### Your instructions
Write the material out again, line by line, exactly as it is.

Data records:
=-=-=-=-=
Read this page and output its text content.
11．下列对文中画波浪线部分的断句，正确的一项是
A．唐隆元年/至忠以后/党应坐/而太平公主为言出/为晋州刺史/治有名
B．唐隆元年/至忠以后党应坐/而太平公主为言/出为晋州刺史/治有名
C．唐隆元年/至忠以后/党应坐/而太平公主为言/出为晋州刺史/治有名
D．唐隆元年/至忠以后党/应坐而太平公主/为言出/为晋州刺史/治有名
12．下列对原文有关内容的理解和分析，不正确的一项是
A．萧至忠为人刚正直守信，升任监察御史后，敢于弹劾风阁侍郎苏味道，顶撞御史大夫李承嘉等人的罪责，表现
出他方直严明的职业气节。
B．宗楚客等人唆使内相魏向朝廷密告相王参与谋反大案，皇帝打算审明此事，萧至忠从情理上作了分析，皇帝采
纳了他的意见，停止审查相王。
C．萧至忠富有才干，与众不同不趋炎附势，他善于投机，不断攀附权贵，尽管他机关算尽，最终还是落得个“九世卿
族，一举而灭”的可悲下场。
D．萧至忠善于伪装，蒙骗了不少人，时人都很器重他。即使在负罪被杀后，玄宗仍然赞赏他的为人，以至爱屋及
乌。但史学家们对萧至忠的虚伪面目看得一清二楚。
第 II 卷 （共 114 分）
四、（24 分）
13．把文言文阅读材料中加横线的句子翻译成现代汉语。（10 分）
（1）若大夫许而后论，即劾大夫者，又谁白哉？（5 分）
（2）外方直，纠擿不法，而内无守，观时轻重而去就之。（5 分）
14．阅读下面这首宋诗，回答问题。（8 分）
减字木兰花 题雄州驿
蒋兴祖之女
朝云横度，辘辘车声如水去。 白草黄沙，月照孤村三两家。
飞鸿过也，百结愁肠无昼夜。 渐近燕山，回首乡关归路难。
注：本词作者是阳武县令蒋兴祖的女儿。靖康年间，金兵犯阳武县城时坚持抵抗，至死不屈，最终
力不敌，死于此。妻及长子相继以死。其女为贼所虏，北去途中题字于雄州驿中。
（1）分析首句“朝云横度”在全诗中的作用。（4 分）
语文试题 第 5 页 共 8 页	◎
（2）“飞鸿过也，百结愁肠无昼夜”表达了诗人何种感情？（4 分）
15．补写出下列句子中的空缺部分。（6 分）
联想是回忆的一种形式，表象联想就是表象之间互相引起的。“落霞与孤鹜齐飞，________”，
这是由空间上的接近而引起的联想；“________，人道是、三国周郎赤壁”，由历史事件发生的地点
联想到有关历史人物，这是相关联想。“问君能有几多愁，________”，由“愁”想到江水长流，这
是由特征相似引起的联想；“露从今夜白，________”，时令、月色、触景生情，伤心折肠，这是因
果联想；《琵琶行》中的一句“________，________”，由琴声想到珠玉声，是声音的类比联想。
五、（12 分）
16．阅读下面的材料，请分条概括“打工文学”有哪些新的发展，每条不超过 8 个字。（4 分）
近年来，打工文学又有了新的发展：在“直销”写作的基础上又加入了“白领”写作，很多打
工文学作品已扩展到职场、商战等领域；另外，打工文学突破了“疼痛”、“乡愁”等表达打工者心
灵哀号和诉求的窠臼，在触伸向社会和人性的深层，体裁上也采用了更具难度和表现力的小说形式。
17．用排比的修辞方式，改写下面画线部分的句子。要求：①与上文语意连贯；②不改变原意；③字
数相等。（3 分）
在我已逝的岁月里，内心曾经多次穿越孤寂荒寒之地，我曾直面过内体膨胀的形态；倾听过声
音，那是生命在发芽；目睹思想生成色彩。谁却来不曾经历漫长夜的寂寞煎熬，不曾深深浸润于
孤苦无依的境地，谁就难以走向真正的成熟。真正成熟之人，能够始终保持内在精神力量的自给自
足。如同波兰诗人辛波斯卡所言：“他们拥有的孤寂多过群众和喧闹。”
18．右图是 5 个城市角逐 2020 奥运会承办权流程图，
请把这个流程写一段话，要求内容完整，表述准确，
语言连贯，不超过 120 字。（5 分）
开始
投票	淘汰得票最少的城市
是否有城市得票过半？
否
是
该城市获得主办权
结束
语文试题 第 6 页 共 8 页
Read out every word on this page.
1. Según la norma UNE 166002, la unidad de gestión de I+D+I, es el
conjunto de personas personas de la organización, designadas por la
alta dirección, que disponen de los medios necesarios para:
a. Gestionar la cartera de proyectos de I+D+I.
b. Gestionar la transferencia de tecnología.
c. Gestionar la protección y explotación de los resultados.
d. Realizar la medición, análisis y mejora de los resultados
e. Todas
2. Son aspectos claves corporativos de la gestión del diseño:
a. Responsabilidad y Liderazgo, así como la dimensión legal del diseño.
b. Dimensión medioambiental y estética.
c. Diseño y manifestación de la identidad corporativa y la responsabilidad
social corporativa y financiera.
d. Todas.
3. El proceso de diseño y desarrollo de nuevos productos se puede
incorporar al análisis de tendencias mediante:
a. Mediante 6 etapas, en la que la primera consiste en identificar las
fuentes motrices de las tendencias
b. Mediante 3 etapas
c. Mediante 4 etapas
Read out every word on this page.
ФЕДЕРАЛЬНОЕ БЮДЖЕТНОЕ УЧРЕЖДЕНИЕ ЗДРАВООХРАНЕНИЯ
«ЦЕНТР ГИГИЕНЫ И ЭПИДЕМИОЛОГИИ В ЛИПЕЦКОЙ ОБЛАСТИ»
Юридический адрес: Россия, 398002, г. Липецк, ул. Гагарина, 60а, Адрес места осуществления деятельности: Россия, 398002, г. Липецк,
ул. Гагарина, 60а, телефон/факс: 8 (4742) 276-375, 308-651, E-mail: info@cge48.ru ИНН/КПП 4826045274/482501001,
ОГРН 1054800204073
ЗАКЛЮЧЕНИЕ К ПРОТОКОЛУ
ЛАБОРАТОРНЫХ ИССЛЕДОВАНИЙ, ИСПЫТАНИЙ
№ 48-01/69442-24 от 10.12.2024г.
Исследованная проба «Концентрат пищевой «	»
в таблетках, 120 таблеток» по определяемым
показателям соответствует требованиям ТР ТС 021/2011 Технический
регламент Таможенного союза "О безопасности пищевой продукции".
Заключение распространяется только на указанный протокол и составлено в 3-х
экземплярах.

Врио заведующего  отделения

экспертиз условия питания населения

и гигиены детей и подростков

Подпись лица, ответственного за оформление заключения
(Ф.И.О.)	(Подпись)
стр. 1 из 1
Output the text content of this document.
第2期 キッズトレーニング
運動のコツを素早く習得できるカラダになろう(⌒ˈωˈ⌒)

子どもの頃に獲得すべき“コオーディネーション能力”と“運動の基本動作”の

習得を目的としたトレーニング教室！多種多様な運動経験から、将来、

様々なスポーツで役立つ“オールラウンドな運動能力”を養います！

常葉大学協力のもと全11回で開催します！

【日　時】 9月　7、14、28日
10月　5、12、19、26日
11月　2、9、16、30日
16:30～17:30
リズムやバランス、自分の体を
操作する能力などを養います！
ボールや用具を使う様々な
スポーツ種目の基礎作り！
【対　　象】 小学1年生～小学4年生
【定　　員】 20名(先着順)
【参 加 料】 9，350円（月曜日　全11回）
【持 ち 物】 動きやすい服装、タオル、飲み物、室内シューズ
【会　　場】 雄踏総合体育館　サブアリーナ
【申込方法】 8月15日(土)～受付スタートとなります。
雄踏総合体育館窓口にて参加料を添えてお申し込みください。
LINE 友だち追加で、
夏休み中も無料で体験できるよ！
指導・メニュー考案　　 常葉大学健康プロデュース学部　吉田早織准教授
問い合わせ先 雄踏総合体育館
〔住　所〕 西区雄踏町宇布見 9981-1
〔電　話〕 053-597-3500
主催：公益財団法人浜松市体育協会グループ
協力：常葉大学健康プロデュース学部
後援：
=-=-=-=-=
### Full solution
Read this page and output its text content.
11．下列对文中画波浪线部分的断句，正确的一项是
A．唐隆元年/至忠以后/党应坐/而太平公主为言出/为晋州刺史/治有名
B．唐隆元年/至忠以后党应坐/而太平公主为言/出为晋州刺史/治有名
C．唐隆元年/至忠以后/党应坐/而太平公主为言/出为晋州刺史/治有名
D．唐隆元年/至忠以后党/应坐而太平公主/为言出/为晋州刺史/治有名
12．下列对原文有关内容的理解和分析，不正确的一项是
A．萧至忠为人刚正直守信，升任监察御史后，敢于弹劾风阁侍郎苏味道，顶撞御史大夫李承嘉等人的罪责，表现
出他方直严明的职业气节。
B．宗楚客等人唆使内相魏向朝廷密告相王参与谋反大案，皇帝打算审明此事，萧至忠从情理上作了分析，皇帝采
纳了他的意见，停止审查相王。
C．萧至忠富有才干，与众不同不趋炎附势，他善于投机，不断攀附权贵，尽管他机关算尽，最终还是落得个“九世卿
族，一举而灭”的可悲下场。
D．萧至忠善于伪装，蒙骗了不少人，时人都很器重他。即使在负罪被杀后，玄宗仍然赞赏他的为人，以至爱屋及
乌。但史学家们对萧至忠的虚伪面目看得一清二楚。
第 II 卷 （共 114 分）
四、（24 分）
13．把文言文阅读材料中加横线的句子翻译成现代汉语。（10 分）
（1）若大夫许而后论，即劾大夫者，又谁白哉？（5 分）
（2）外方直，纠擿不法，而内无守，观时轻重而去就之。（5 分）
14．阅读下面这首宋诗，回答问题。（8 分）
减字木兰花 题雄州驿
蒋兴祖之女
朝云横度，辘辘车声如水去。 白草黄沙，月照孤村三两家。
飞鸿过也，百结愁肠无昼夜。 渐近燕山，回首乡关归路难。
注：本词作者是阳武县令蒋兴祖的女儿。靖康年间，金兵犯阳武县城时坚持抵抗，至死不屈，最终
力不敌，死于此。妻及长子相继以死。其女为贼所虏，北去途中题字于雄州驿中。
（1）分析首句“朝云横度”在全诗中的作用。（4 分）
语文试题 第 5 页 共 8 页	◎
（2）“飞鸿过也，百结愁肠无昼夜”表达了诗人何种感情？（4 分）
15．补写出下列句子中的空缺部分。（6 分）
联想是回忆的一种形式，表象联想就是表象之间互相引起的。“落霞与孤鹜齐飞，________”，
这是由空间上的接近而引起的联想；“________，人道是、三国周郎赤壁”，由历史事件发生的地点
联想到有关历史人物，这是相关联想。“问君能有几多愁，________”，由“愁”想到江水长流，这
是由特征相似引起的联想；“露从今夜白，________”，时令、月色、触景生情，伤心折肠，这是因
果联想；《琵琶行》中的一句“________，________”，由琴声想到珠玉声，是声音的类比联想。
五、（12 分）
16．阅读下面的材料，请分条概括“打工文学”有哪些新的发展，每条不超过 8 个字。（4 分）
近年来，打工文学又有了新的发展：在“直销”写作的基础上又加入了“白领”写作，很多打
工文学作品已扩展到职场、商战等领域；另外，打工文学突破了“疼痛”、“乡愁”等表达打工者心
灵哀号和诉求的窠臼，在触伸向社会和人性的深层，体裁上也采用了更具难度和表现力的小说形式。
17．用排比的修辞方式，改写下面画线部分的句子。要求：①与上文语意连贯；②不改变原意；③字
数相等。（3 分）
在我已逝的岁月里，内心曾经多次穿越孤寂荒寒之地，我曾直面过内体膨胀的形态；倾听过声
音，那是生命在发芽；目睹思想生成色彩。谁却来不曾经历漫长夜的寂寞煎熬，不曾深深浸润于
孤苦无依的境地，谁就难以走向真正的成熟。真正成熟之人，能够始终保持内在精神力量的自给自
足。如同波兰诗人辛波斯卡所言：“他们拥有的孤寂多过群众和喧闹。”
18．右图是 5 个城市角逐 2020 奥运会承办权流程图，
请把这个流程写一段话，要求内容完整，表述准确，
语言连贯，不超过 120 字。（5 分）
开始
投票	淘汰得票最少的城市
是否有城市得票过半？
否
是
该城市获得主办权
结束
语文试题 第 6 页 共 8 页
Read out every word on this page.
1. Según la norma UNE 166002, la unidad de gestión de I+D+I, es el
conjunto de personas personas de la organización, designadas por la
alta dirección, que disponen de los medios necesarios para:
a. Gestionar la cartera de proyectos de I+D+I.
b. Gestionar la transferencia de tecnología.
c. Gestionar la protección y explotación de los resultados.
d. Realizar la medición, análisis y mejora de los resultados
e. Todas
2. Son aspectos claves corporativos de la gestión del diseño:
a. Responsabilidad y Liderazgo, así como la dimensión legal del diseño.
b. Dimensión medioambiental y estética.
c. Diseño y manifestación de la identidad corporativa y la responsabilidad
social corporativa y financiera.
d. Todas.
3. El proceso de diseño y desarrollo de nuevos productos se puede
incorporar al análisis de tendencias mediante:
a. Mediante 6 etapas, en la que la primera consiste en identificar las
fuentes motrices de las tendencias
b. Mediante 3 etapas
c. Mediante 4 etapas
Read out every word on this page.
ФЕДЕРАЛЬНОЕ БЮДЖЕТНОЕ УЧРЕЖДЕНИЕ ЗДРАВООХРАНЕНИЯ
«ЦЕНТР ГИГИЕНЫ И ЭПИДЕМИОЛОГИИ В ЛИПЕЦКОЙ ОБЛАСТИ»
Юридический адрес: Россия, 398002, г. Липецк, ул. Гагарина, 60а, Адрес места осуществления деятельности: Россия, 398002, г. Липецк,
ул. Гагарина, 60а, телефон/факс: 8 (4742) 276-375, 308-651, E-mail: info@cge48.ru ИНН/КПП 4826045274/482501001,
ОГРН 1054800204073
ЗАКЛЮЧЕНИЕ К ПРОТОКОЛУ
ЛАБОРАТОРНЫХ ИССЛЕДОВАНИЙ, ИСПЫТАНИЙ
№ 48-01/69442-24 от 10.12.2024г.
Исследованная проба «Концентрат пищевой «	»
в таблетках, 120 таблеток» по определяемым
показателям соответствует требованиям ТР ТС 021/2011 Технический
регламент Таможенного союза "О безопасности пищевой продукции".
Заключение распространяется только на указанный протокол и составлено в 3-х
экземплярах.

Врио заведующего  отделения

экспертиз условия питания населения

и гигиены детей и подростков

Подпись лица, ответственного за оформление заключения
(Ф.И.О.)	(Подпись)
стр. 1 из 1
Output the text content of this document.
第2期 キッズトレーニング
運動のコツを素早く習得できるカラダになろう(⌒ˈωˈ⌒)

子どもの頃に獲得すべき“コオーディネーション能力”と“運動の基本動作”の

習得を目的としたトレーニング教室！多種多様な運動経験から、将来、

様々なスポーツで役立つ“オールラウンドな運動能力”を養います！

常葉大学協力のもと全11回で開催します！

【日　時】 9月　7、14、28日
10月　5、12、19、26日
11月　2、9、16、30日
16:30～17:30
リズムやバランス、自分の体を
操作する能力などを養います！
ボールや用具を使う様々な
スポーツ種目の基礎作り！
【対　　象】 小学1年生～小学4年生
【定　　員】 20名(先着順)
【参 加 料】 9，350円（月曜日　全11回）
【持 ち 物】 動きやすい服装、タオル、飲み物、室内シューズ
【会　　場】 雄踏総合体育館　サブアリーナ
【申込方法】 8月15日(土)～受付スタートとなります。
雄踏総合体育館窓口にて参加料を添えてお申し込みください。
LINE 友だち追加で、
夏休み中も無料で体験できるよ！
指導・メニュー考案　　 常葉大学健康プロデュース学部　吉田早織准教授
問い合わせ先 雄踏総合体育館
〔住　所〕 西区雄踏町宇布見 9981-1
〔電　話〕 053-597-3500
主催：公益財団法人浜松市体育協会グループ
協力：常葉大学健康プロデュース学部
後援：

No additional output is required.